_TASK TO CARRY OUT_
Your task is to copy each line that has the word "Dynamic".

** begin **

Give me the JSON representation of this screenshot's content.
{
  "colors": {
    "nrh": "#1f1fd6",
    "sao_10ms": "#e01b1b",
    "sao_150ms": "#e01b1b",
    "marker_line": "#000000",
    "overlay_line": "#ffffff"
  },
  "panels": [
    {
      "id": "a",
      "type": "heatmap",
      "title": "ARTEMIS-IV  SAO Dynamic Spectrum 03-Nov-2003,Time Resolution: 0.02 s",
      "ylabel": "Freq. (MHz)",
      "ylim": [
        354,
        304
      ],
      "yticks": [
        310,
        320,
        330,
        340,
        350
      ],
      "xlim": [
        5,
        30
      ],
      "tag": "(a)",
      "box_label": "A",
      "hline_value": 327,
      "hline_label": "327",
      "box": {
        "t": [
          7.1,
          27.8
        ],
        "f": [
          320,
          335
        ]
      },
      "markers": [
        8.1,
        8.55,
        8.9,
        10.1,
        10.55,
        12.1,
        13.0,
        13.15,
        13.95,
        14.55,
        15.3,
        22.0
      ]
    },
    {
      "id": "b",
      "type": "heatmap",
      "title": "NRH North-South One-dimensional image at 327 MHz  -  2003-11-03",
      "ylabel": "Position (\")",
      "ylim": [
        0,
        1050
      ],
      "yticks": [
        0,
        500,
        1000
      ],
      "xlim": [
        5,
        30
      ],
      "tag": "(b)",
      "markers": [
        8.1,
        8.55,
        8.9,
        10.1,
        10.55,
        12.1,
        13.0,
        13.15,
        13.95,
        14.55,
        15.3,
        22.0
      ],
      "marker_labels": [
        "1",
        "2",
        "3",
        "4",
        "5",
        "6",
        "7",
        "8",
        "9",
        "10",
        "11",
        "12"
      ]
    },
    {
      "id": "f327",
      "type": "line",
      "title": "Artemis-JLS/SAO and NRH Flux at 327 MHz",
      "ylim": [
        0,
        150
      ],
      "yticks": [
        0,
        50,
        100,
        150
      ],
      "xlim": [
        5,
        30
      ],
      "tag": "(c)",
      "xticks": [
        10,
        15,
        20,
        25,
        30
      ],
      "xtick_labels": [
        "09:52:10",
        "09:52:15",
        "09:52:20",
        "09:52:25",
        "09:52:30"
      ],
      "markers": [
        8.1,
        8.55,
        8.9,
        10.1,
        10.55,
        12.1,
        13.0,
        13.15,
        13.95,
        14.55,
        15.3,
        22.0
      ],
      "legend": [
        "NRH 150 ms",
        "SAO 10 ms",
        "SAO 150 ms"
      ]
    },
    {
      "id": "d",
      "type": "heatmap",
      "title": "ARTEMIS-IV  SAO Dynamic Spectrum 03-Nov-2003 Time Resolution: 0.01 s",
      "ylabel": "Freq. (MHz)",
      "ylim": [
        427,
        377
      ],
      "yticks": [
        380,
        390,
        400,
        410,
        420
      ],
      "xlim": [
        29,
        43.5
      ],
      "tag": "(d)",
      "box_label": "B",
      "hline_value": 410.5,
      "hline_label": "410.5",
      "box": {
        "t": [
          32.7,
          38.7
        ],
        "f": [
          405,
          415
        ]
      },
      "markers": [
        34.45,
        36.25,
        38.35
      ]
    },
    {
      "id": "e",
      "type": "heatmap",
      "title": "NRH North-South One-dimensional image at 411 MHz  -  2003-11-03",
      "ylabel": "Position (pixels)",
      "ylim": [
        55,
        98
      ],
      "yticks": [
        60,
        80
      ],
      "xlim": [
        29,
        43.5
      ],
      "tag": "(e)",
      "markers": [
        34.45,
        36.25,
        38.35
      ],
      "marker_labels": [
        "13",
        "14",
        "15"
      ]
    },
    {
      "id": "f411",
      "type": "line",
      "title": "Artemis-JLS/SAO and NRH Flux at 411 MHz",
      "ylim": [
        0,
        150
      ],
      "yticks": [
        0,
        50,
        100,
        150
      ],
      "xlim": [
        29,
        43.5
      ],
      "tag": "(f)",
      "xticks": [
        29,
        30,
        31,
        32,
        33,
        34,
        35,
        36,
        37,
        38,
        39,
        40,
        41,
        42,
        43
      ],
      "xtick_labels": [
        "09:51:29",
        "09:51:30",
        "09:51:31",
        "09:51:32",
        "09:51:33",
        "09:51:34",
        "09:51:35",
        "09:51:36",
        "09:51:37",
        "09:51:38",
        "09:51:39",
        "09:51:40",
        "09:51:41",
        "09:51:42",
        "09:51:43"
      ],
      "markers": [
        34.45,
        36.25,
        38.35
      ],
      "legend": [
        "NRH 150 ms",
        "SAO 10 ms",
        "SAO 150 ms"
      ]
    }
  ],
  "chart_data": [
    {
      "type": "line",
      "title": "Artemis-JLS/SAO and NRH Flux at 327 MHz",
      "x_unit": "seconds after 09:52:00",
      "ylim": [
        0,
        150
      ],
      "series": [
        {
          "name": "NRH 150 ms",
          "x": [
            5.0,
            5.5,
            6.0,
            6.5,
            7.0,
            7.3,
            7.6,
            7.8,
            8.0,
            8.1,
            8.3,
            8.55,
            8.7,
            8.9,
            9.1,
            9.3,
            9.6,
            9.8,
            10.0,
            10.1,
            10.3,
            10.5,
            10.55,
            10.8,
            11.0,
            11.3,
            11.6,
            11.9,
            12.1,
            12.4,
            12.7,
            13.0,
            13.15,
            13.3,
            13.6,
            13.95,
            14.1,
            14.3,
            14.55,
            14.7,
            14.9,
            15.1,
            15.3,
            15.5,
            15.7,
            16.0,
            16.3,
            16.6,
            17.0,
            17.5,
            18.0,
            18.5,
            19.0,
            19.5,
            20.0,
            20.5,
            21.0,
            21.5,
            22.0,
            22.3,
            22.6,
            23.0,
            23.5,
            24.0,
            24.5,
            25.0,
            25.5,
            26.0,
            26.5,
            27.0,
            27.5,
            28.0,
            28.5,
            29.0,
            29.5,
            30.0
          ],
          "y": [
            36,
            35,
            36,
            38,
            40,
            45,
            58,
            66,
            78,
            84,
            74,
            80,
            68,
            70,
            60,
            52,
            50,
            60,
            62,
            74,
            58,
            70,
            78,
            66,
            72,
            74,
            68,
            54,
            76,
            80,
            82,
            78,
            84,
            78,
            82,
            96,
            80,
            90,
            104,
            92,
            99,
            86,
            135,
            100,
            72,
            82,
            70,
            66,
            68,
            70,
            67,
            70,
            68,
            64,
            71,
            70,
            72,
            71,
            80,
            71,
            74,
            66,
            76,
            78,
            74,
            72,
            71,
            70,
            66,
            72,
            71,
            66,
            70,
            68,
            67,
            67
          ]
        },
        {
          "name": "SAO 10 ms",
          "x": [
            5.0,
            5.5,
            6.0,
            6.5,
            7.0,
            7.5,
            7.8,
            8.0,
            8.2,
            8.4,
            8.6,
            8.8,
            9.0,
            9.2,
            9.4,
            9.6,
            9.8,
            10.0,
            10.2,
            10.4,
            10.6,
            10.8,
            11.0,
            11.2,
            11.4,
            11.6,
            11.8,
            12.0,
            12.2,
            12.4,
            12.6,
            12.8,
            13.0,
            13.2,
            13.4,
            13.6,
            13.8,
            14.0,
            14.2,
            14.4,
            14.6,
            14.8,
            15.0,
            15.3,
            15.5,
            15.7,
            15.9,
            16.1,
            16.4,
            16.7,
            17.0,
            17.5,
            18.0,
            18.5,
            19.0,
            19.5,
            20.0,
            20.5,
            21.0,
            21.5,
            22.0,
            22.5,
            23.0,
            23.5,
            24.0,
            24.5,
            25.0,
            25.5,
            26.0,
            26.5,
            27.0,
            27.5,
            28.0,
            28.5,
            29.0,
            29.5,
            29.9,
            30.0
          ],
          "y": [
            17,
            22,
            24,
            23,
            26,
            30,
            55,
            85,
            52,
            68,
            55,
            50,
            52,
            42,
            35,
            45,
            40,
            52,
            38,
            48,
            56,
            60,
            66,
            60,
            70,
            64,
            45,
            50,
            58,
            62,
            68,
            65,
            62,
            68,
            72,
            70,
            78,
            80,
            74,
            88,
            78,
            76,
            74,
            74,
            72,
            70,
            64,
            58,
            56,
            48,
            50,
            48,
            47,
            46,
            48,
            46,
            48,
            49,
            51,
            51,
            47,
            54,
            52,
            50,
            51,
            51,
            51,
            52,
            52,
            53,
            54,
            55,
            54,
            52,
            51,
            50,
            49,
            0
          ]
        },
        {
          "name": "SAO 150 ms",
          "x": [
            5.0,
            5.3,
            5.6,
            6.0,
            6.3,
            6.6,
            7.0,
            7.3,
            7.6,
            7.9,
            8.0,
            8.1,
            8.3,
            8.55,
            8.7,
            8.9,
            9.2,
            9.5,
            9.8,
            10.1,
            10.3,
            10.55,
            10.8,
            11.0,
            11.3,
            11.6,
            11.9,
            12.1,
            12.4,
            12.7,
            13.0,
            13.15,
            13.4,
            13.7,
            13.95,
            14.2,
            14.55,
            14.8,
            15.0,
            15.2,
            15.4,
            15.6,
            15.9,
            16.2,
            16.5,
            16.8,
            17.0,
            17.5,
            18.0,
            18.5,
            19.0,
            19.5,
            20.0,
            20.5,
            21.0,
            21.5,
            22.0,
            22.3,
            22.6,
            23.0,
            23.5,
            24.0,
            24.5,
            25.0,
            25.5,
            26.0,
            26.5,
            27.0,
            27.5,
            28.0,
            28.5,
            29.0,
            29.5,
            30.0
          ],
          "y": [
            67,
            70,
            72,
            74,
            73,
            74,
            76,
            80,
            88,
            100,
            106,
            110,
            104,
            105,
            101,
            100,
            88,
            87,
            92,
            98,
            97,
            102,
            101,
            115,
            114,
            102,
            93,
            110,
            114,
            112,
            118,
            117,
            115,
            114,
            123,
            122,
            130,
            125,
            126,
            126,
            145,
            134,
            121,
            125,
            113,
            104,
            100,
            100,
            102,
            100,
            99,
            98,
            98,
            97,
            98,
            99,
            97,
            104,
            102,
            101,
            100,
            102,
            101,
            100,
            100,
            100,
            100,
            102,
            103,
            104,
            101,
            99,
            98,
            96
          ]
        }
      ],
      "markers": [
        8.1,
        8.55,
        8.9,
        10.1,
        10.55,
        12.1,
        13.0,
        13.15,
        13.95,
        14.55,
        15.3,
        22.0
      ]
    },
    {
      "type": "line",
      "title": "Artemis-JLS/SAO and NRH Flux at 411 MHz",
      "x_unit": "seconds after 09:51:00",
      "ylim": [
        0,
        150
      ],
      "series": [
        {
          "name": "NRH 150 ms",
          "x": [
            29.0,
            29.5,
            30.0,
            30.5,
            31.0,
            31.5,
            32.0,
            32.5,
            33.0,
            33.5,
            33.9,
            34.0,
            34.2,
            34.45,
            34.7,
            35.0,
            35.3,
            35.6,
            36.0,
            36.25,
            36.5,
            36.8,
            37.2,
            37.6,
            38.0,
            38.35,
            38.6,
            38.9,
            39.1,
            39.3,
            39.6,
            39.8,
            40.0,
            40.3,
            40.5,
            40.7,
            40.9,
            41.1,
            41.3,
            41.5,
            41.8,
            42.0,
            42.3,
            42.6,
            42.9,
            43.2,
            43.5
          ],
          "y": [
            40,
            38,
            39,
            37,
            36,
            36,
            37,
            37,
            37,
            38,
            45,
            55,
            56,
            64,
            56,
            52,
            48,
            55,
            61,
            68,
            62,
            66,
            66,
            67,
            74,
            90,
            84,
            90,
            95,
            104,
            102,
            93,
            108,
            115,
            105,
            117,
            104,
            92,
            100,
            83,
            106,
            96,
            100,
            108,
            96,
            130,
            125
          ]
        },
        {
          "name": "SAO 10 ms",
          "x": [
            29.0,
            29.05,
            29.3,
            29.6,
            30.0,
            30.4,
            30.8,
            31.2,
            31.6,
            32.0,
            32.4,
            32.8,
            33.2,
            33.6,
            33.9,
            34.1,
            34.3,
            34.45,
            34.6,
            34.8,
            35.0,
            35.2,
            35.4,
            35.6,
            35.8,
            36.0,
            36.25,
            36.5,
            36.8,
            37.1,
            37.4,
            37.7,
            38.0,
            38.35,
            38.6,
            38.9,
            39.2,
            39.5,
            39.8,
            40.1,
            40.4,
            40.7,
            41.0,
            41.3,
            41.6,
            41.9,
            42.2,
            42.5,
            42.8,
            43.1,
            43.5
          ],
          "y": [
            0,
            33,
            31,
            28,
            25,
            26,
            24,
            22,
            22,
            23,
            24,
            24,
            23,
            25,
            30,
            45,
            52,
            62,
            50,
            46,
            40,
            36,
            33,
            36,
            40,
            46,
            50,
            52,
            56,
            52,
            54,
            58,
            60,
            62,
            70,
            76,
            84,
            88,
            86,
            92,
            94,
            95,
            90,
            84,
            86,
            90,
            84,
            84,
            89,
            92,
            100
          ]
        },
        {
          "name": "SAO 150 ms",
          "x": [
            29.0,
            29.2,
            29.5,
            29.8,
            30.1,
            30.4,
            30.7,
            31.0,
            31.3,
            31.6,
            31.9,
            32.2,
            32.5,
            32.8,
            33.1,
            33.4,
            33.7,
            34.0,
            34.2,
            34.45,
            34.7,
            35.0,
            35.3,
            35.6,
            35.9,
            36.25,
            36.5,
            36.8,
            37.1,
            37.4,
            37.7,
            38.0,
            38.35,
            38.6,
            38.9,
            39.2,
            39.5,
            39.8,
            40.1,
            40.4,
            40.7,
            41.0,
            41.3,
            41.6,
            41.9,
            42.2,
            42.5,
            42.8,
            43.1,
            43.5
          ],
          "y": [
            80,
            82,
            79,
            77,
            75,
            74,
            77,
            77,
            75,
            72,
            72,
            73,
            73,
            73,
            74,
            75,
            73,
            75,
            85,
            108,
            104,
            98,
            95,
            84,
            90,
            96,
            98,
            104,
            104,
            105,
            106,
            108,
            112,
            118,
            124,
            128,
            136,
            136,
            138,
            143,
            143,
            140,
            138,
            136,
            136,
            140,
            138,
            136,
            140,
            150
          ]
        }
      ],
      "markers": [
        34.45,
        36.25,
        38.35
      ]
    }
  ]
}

** end **

_COMPLETE ANSWER_
      "title": "ARTEMIS-IV  SAO Dynamic Spectrum 03-Nov-2003,Time Resolution: 0.02 s",
      "title": "ARTEMIS-IV  SAO Dynamic Spectrum 03-Nov-2003 Time Resolution: 0.01 s",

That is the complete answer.